Saved entries
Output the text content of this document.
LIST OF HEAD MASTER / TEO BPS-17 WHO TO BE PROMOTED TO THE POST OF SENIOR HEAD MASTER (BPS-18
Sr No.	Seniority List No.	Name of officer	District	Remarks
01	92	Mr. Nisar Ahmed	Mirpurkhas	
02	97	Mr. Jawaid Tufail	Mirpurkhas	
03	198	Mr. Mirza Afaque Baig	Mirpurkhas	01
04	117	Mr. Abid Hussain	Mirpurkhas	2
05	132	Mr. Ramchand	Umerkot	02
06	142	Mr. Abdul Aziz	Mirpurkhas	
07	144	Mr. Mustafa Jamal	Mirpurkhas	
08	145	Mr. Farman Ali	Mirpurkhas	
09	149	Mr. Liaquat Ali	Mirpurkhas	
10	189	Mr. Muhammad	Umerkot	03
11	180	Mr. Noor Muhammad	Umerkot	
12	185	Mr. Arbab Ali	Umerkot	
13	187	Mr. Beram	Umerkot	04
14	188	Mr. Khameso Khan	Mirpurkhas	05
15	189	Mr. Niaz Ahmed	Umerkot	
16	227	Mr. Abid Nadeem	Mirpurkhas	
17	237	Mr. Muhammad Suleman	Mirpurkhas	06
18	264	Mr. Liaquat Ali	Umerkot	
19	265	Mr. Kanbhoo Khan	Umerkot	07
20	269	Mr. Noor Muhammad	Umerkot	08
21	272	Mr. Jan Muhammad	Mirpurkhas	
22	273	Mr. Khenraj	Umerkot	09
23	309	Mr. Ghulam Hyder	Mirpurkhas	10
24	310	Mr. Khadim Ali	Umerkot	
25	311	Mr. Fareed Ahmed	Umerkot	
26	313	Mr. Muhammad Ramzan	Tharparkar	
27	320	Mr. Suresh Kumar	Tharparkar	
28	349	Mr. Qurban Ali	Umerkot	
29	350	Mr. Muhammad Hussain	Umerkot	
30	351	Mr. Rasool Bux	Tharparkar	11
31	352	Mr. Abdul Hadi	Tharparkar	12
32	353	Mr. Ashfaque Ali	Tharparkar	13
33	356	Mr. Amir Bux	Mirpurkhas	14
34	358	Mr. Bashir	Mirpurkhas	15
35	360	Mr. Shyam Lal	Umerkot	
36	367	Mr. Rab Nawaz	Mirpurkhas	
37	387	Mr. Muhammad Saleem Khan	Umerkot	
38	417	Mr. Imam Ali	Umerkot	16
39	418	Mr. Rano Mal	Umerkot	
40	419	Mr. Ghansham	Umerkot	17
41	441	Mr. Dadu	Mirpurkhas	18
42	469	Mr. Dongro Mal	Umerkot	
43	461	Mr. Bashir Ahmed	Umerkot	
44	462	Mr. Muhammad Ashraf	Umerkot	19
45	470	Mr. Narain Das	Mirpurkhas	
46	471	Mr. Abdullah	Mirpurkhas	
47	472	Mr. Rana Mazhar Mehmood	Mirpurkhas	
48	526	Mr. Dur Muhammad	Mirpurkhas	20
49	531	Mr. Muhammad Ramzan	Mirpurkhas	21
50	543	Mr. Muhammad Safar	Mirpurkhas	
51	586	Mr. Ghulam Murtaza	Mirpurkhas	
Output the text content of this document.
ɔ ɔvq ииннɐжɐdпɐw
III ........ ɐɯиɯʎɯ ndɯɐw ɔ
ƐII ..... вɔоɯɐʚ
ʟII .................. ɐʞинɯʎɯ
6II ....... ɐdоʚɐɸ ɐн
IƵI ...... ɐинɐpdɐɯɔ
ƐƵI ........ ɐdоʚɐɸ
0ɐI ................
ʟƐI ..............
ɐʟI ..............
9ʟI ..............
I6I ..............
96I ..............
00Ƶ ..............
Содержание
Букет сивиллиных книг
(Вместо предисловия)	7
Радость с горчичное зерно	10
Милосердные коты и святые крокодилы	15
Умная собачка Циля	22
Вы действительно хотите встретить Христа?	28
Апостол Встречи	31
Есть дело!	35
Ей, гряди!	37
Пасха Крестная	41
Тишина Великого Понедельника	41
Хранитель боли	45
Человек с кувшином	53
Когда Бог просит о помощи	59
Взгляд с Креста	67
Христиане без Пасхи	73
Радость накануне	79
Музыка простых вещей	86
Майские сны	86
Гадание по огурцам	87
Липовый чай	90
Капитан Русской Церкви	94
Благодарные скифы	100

_Task to complete_
Isolate the lines that hold the word "Ghulam" and copy all of them.

_Result of this exercise_
23	309	Mr. Ghulam Hyder	Mirpurkhas	10
51	586	Mr. Ghulam Murtaza	Mirpurkhas	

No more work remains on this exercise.